--- Task description ---
Retype each entry below exactly as it stands.

(Data entries)
____________________
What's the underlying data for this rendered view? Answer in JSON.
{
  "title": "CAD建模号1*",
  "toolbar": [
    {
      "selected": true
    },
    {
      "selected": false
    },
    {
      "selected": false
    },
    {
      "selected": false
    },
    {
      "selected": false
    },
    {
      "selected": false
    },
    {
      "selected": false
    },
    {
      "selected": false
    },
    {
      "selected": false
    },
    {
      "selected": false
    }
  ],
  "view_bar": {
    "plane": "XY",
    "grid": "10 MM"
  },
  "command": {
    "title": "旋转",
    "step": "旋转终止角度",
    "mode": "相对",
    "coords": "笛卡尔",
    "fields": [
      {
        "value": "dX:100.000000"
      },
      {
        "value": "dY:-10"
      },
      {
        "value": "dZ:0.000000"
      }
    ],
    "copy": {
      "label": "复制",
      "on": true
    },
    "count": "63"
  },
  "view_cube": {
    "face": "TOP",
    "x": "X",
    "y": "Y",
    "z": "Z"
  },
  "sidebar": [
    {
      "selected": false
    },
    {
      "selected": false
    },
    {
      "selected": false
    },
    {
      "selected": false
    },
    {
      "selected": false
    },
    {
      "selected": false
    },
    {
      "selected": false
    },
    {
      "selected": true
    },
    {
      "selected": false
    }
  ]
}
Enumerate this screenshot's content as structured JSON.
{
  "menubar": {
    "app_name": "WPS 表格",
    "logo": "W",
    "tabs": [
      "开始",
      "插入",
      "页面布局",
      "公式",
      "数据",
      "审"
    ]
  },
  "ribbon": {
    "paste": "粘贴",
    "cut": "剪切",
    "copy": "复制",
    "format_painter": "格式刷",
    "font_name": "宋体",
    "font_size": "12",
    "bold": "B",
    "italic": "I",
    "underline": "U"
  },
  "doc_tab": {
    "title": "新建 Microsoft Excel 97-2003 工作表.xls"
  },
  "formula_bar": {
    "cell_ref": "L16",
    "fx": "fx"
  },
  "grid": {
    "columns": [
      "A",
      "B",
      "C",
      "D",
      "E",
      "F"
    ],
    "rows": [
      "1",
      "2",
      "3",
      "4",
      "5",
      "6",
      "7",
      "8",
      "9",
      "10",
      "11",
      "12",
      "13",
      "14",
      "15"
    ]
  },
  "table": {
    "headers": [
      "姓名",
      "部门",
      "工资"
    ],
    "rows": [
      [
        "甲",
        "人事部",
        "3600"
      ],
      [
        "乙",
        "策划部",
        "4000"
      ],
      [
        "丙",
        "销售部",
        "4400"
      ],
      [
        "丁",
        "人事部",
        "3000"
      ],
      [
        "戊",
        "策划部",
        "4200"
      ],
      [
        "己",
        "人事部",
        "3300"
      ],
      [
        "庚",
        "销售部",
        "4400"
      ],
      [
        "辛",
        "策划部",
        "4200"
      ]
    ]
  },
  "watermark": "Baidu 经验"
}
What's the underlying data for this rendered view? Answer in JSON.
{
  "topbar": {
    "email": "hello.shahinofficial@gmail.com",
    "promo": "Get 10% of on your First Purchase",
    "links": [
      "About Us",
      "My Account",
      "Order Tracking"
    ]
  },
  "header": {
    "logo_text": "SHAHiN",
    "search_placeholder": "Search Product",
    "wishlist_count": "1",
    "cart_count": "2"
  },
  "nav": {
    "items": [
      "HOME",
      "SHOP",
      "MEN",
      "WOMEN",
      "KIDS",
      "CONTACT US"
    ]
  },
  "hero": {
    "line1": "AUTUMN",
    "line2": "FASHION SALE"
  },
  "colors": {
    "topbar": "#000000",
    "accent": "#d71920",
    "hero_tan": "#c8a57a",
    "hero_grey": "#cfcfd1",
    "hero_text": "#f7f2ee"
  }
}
____________________
--- Finished task ---
What's the underlying data for this rendered view? Answer in JSON.
{
  "title": "CAD建模号1*",
  "toolbar": [
    {
      "selected": true
    },
    {
      "selected": false
    },
    {
      "selected": false
    },
    {
      "selected": false
    },
    {
      "selected": false
    },
    {
      "selected": false
    },
    {
      "selected": false
    },
    {
      "selected": false
    },
    {
      "selected": false
    },
    {
      "selected": false
    }
  ],
  "view_bar": {
    "plane": "XY",
    "grid": "10 MM"
  },
  "command": {
    "title": "旋转",
    "step": "旋转终止角度",
    "mode": "相对",
    "coords": "笛卡尔",
    "fields": [
      {
        "value": "dX:100.000000"
      },
      {
        "value": "dY:-10"
      },
      {
        "value": "dZ:0.000000"
      }
    ],
    "copy": {
      "label": "复制",
      "on": true
    },
    "count": "63"
  },
  "view_cube": {
    "face": "TOP",
    "x": "X",
    "y": "Y",
    "z": "Z"
  },
  "sidebar": [
    {
      "selected": false
    },
    {
      "selected": false
    },
    {
      "selected": false
    },
    {
      "selected": false
    },
    {
      "selected": false
    },
    {
      "selected": false
    },
    {
      "selected": false
    },
    {
      "selected": true
    },
    {
      "selected": false
    }
  ]
}
Enumerate this screenshot's content as structured JSON.
{
  "menubar": {
    "app_name": "WPS 表格",
    "logo": "W",
    "tabs": [
      "开始",
      "插入",
      "页面布局",
      "公式",
      "数据",
      "审"
    ]
  },
  "ribbon": {
    "paste": "粘贴",
    "cut": "剪切",
    "copy": "复制",
    "format_painter": "格式刷",
    "font_name": "宋体",
    "font_size": "12",
    "bold": "B",
    "italic": "I",
    "underline": "U"
  },
  "doc_tab": {
    "title": "新建 Microsoft Excel 97-2003 工作表.xls"
  },
  "formula_bar": {
    "cell_ref": "L16",
    "fx": "fx"
  },
  "grid": {
    "columns": [
      "A",
      "B",
      "C",
      "D",
      "E",
      "F"
    ],
    "rows": [
      "1",
      "2",
      "3",
      "4",
      "5",
      "6",
      "7",
      "8",
      "9",
      "10",
      "11",
      "12",
      "13",
      "14",
      "15"
    ]
  },
  "table": {
    "headers": [
      "姓名",
      "部门",
      "工资"
    ],
    "rows": [
      [
        "甲",
        "人事部",
        "3600"
      ],
      [
        "乙",
        "策划部",
        "4000"
      ],
      [
        "丙",
        "销售部",
        "4400"
      ],
      [
        "丁",
        "人事部",
        "3000"
      ],
      [
        "戊",
        "策划部",
        "4200"
      ],
      [
        "己",
        "人事部",
        "3300"
      ],
      [
        "庚",
        "销售部",
        "4400"
      ],
      [
        "辛",
        "策划部",
        "4200"
      ]
    ]
  },
  "watermark": "Baidu 经验"
}
What's the underlying data for this rendered view? Answer in JSON.
{
  "topbar": {
    "email": "hello.shahinofficial@gmail.com",
    "promo": "Get 10% of on your First Purchase",
    "links": [
      "About Us",
      "My Account",
      "Order Tracking"
    ]
  },
  "header": {
    "logo_text": "SHAHiN",
    "search_placeholder": "Search Product",
    "wishlist_count": "1",
    "cart_count": "2"
  },
  "nav": {
    "items": [
      "HOME",
      "SHOP",
      "MEN",
      "WOMEN",
      "KIDS",
      "CONTACT US"
    ]
  },
  "hero": {
    "line1": "AUTUMN",
    "line2": "FASHION SALE"
  },
  "colors": {
    "topbar": "#000000",
    "accent": "#d71920",
    "hero_tan": "#c8a57a",
    "hero_grey": "#cfcfd1",
    "hero_text": "#f7f2ee"
  }
}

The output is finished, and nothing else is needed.